*Description of the task*
Every line of the material is to be quoted verbatim, minus the pictures.

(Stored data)
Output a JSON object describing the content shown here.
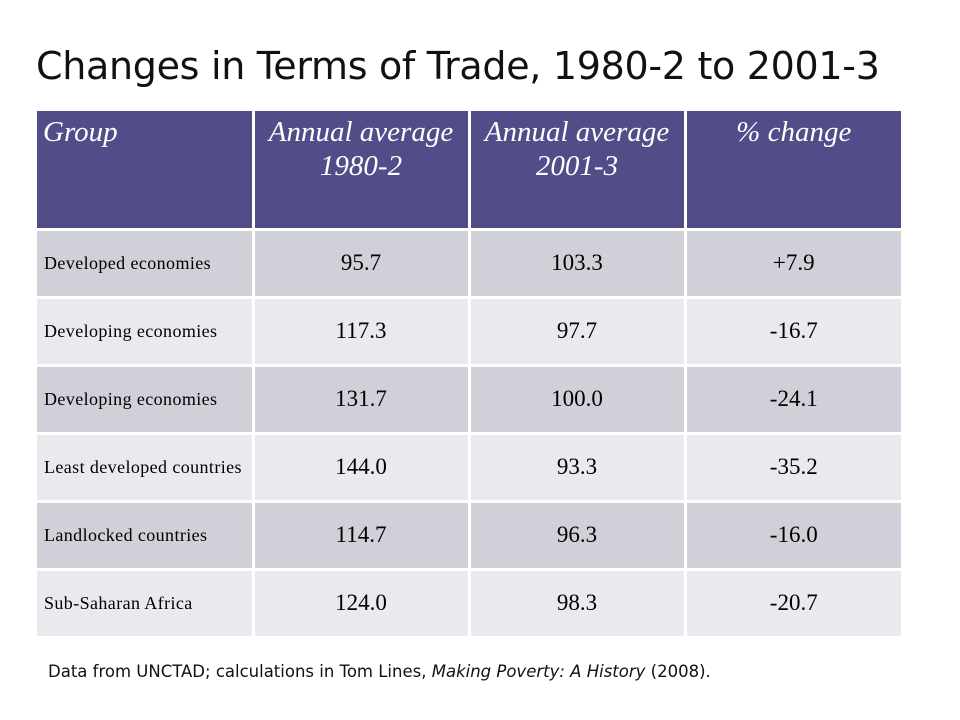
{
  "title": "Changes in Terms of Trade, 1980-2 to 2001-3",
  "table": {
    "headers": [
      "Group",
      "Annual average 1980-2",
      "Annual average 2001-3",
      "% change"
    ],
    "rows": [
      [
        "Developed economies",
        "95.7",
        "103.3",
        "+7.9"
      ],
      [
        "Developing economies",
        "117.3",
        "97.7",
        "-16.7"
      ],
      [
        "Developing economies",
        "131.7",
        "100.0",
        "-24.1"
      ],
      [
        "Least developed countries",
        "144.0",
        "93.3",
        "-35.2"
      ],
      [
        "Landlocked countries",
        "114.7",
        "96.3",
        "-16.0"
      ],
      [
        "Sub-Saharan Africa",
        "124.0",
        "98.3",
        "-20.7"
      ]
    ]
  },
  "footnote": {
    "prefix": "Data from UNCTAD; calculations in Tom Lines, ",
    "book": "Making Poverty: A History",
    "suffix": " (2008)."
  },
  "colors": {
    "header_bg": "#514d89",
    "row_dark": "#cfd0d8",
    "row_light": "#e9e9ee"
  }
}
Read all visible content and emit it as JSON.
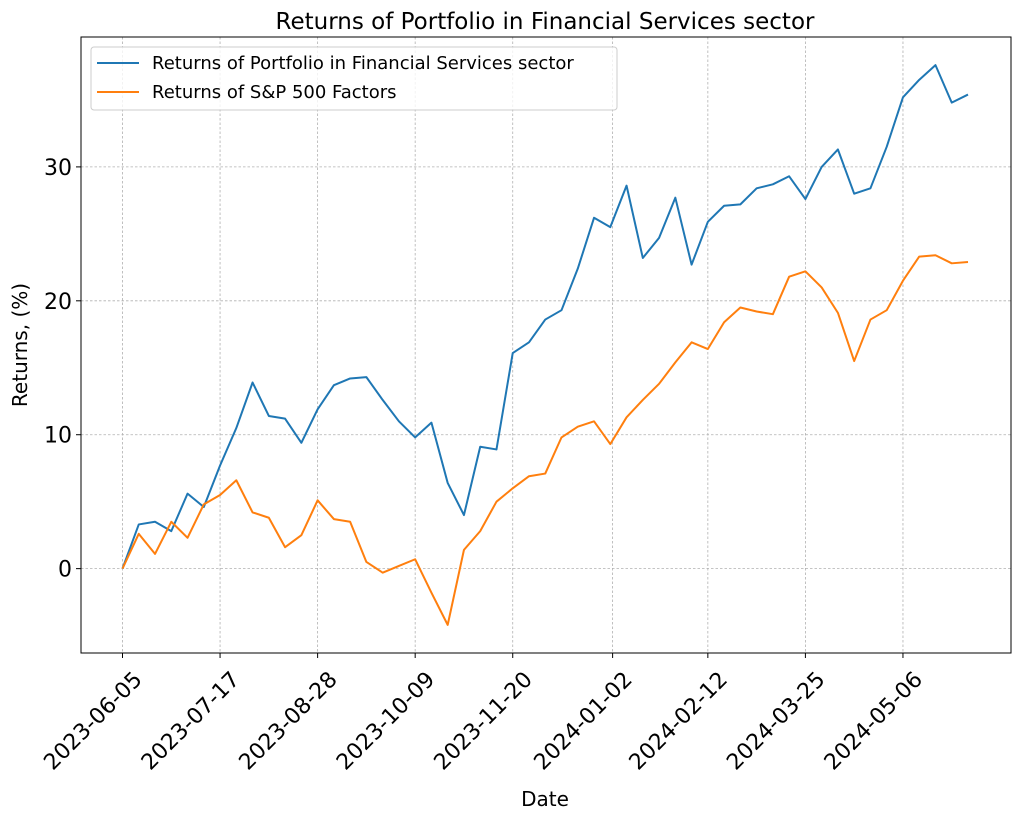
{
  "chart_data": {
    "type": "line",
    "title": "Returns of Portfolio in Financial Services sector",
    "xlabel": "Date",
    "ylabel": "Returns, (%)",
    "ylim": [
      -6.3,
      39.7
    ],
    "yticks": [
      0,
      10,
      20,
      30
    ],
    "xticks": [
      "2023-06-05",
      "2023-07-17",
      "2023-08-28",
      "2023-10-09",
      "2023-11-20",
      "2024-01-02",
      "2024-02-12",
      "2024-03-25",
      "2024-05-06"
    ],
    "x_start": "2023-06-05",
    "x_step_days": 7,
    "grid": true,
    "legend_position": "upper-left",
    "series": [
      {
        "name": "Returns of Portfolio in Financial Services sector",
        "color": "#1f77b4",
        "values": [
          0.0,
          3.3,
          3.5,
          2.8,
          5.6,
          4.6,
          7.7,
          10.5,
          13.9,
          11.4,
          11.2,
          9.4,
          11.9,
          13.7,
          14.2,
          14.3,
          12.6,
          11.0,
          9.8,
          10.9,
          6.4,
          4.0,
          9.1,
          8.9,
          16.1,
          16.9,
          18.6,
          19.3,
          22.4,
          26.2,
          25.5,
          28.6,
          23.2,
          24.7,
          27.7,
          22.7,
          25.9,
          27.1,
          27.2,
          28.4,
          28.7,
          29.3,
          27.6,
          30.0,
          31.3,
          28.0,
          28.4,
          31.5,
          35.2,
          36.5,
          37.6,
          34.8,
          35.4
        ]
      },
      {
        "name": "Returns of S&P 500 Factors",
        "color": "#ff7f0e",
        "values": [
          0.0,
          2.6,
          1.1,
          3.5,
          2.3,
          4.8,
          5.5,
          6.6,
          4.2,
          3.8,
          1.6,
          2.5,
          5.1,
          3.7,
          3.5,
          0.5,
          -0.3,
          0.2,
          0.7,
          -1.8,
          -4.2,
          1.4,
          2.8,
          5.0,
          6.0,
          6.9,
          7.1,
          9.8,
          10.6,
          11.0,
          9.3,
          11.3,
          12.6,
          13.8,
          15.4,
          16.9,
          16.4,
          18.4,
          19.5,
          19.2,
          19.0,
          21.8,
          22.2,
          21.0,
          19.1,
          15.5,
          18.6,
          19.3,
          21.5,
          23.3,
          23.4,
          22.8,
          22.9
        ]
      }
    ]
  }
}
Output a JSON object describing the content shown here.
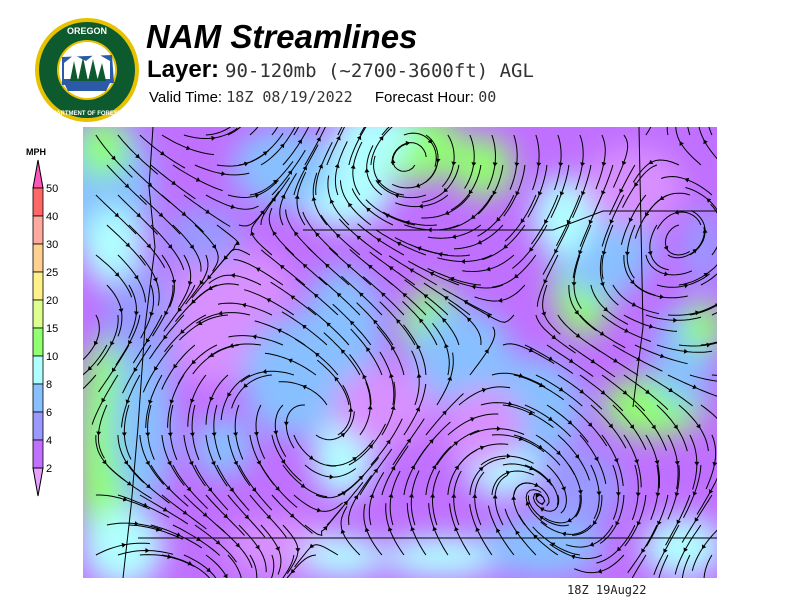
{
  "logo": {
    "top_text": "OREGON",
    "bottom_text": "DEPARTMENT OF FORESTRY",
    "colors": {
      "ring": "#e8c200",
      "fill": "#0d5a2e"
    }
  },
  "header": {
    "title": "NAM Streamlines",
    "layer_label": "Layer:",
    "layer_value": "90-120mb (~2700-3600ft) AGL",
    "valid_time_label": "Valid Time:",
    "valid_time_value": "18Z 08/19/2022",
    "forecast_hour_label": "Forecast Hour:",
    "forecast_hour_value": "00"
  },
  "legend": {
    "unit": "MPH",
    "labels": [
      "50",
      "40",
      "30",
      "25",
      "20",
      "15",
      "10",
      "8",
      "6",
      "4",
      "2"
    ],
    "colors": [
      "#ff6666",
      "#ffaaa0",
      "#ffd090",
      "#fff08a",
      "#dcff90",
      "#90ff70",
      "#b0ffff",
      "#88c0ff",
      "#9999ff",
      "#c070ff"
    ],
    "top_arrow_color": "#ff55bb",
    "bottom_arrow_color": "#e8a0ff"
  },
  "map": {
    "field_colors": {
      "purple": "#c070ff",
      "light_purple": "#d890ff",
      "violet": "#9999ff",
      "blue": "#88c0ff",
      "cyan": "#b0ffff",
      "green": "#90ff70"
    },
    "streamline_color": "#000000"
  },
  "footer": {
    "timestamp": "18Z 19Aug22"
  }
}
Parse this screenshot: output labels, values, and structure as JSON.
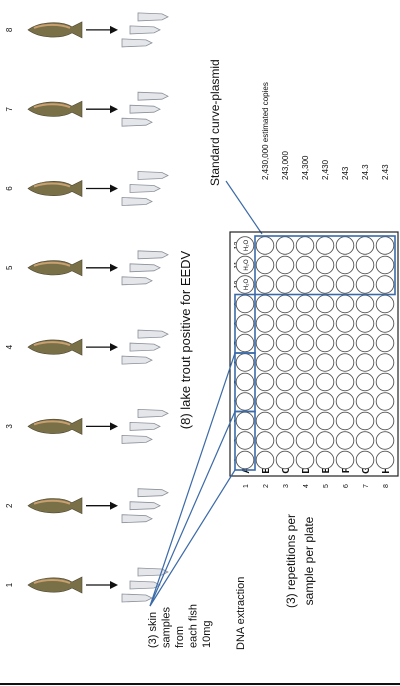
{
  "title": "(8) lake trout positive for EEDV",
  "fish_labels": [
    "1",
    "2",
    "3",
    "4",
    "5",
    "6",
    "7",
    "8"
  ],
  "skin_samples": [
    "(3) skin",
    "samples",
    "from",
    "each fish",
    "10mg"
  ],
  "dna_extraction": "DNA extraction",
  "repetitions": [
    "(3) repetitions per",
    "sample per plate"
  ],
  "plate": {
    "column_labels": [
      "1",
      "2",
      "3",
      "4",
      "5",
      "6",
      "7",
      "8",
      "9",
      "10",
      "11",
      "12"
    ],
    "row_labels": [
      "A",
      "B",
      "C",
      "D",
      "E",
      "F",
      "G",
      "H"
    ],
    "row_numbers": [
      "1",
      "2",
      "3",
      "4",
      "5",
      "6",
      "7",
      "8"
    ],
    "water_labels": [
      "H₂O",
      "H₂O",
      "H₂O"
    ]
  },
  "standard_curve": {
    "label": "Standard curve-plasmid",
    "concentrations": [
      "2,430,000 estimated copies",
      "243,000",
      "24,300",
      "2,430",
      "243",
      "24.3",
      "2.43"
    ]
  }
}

*Output*
Output a JSON object describing the content shown here.
{
  "title": "Changes in Terms of Trade, 1980-2 to 2001-3",
  "table": {
    "headers": [
      "Group",
      "Annual average 1980-2",
      "Annual average 2001-3",
      "% change"
    ],
    "rows": [
      [
        "Developed economies",
        "95.7",
        "103.3",
        "+7.9"
      ],
      [
        "Developing economies",
        "117.3",
        "97.7",
        "-16.7"
      ],
      [
        "Developing economies",
        "131.7",
        "100.0",
        "-24.1"
      ],
      [
        "Least developed countries",
        "144.0",
        "93.3",
        "-35.2"
      ],
      [
        "Landlocked countries",
        "114.7",
        "96.3",
        "-16.0"
      ],
      [
        "Sub-Saharan Africa",
        "124.0",
        "98.3",
        "-20.7"
      ]
    ]
  },
  "footnote": {
    "prefix": "Data from UNCTAD; calculations in Tom Lines, ",
    "book": "Making Poverty: A History",
    "suffix": " (2008)."
  },
  "colors": {
    "header_bg": "#514d89",
    "row_dark": "#cfd0d8",
    "row_light": "#e9e9ee"
  }
}
Read all visible content and emit it as JSON.
{
  "chart_data": {
    "type": "line",
    "title": "Returns of Portfolio in Financial Services sector",
    "xlabel": "Date",
    "ylabel": "Returns, (%)",
    "ylim": [
      -6.3,
      39.7
    ],
    "yticks": [
      0,
      10,
      20,
      30
    ],
    "xticks": [
      "2023-06-05",
      "2023-07-17",
      "2023-08-28",
      "2023-10-09",
      "2023-11-20",
      "2024-01-02",
      "2024-02-12",
      "2024-03-25",
      "2024-05-06"
    ],
    "x_start": "2023-06-05",
    "x_step_days": 7,
    "grid": true,
    "legend_position": "upper-left",
    "series": [
      {
        "name": "Returns of Portfolio in Financial Services sector",
        "color": "#1f77b4",
        "values": [
          0.0,
          3.3,
          3.5,
          2.8,
          5.6,
          4.6,
          7.7,
          10.5,
          13.9,
          11.4,
          11.2,
          9.4,
          11.9,
          13.7,
          14.2,
          14.3,
          12.6,
          11.0,
          9.8,
          10.9,
          6.4,
          4.0,
          9.1,
          8.9,
          16.1,
          16.9,
          18.6,
          19.3,
          22.4,
          26.2,
          25.5,
          28.6,
          23.2,
          24.7,
          27.7,
          22.7,
          25.9,
          27.1,
          27.2,
          28.4,
          28.7,
          29.3,
          27.6,
          30.0,
          31.3,
          28.0,
          28.4,
          31.5,
          35.2,
          36.5,
          37.6,
          34.8,
          35.4
        ]
      },
      {
        "name": "Returns of S&P 500 Factors",
        "color": "#ff7f0e",
        "values": [
          0.0,
          2.6,
          1.1,
          3.5,
          2.3,
          4.8,
          5.5,
          6.6,
          4.2,
          3.8,
          1.6,
          2.5,
          5.1,
          3.7,
          3.5,
          0.5,
          -0.3,
          0.2,
          0.7,
          -1.8,
          -4.2,
          1.4,
          2.8,
          5.0,
          6.0,
          6.9,
          7.1,
          9.8,
          10.6,
          11.0,
          9.3,
          11.3,
          12.6,
          13.8,
          15.4,
          16.9,
          16.4,
          18.4,
          19.5,
          19.2,
          19.0,
          21.8,
          22.2,
          21.0,
          19.1,
          15.5,
          18.6,
          19.3,
          21.5,
          23.3,
          23.4,
          22.8,
          22.9
        ]
      }
    ]
  }
}
Output a JSON object describing the content shown here.
{
  "logo": {
    "top_text": "OREGON",
    "bottom_text": "DEPARTMENT OF FORESTRY",
    "colors": {
      "ring": "#e8c200",
      "fill": "#0d5a2e"
    }
  },
  "header": {
    "title": "NAM Streamlines",
    "layer_label": "Layer:",
    "layer_value": "90-120mb (~2700-3600ft) AGL",
    "valid_time_label": "Valid Time:",
    "valid_time_value": "18Z 08/19/2022",
    "forecast_hour_label": "Forecast Hour:",
    "forecast_hour_value": "00"
  },
  "legend": {
    "unit": "MPH",
    "labels": [
      "50",
      "40",
      "30",
      "25",
      "20",
      "15",
      "10",
      "8",
      "6",
      "4",
      "2"
    ],
    "colors": [
      "#ff6666",
      "#ffaaa0",
      "#ffd090",
      "#fff08a",
      "#dcff90",
      "#90ff70",
      "#b0ffff",
      "#88c0ff",
      "#9999ff",
      "#c070ff"
    ],
    "top_arrow_color": "#ff55bb",
    "bottom_arrow_color": "#e8a0ff"
  },
  "map": {
    "field_colors": {
      "purple": "#c070ff",
      "light_purple": "#d890ff",
      "violet": "#9999ff",
      "blue": "#88c0ff",
      "cyan": "#b0ffff",
      "green": "#90ff70"
    },
    "streamline_color": "#000000"
  },
  "footer": {
    "timestamp": "18Z 19Aug22"
  }
}
Parse this screenshot: output labels, values, and structure as JSON.
{
  "title": "(8) lake trout positive for EEDV",
  "fish_labels": [
    "1",
    "2",
    "3",
    "4",
    "5",
    "6",
    "7",
    "8"
  ],
  "skin_samples": [
    "(3) skin",
    "samples",
    "from",
    "each fish",
    "10mg"
  ],
  "dna_extraction": "DNA extraction",
  "repetitions": [
    "(3) repetitions per",
    "sample per plate"
  ],
  "plate": {
    "column_labels": [
      "1",
      "2",
      "3",
      "4",
      "5",
      "6",
      "7",
      "8",
      "9",
      "10",
      "11",
      "12"
    ],
    "row_labels": [
      "A",
      "B",
      "C",
      "D",
      "E",
      "F",
      "G",
      "H"
    ],
    "row_numbers": [
      "1",
      "2",
      "3",
      "4",
      "5",
      "6",
      "7",
      "8"
    ],
    "water_labels": [
      "H₂O",
      "H₂O",
      "H₂O"
    ]
  },
  "standard_curve": {
    "label": "Standard curve-plasmid",
    "concentrations": [
      "2,430,000 estimated copies",
      "243,000",
      "24,300",
      "2,430",
      "243",
      "24.3",
      "2.43"
    ]
  }
}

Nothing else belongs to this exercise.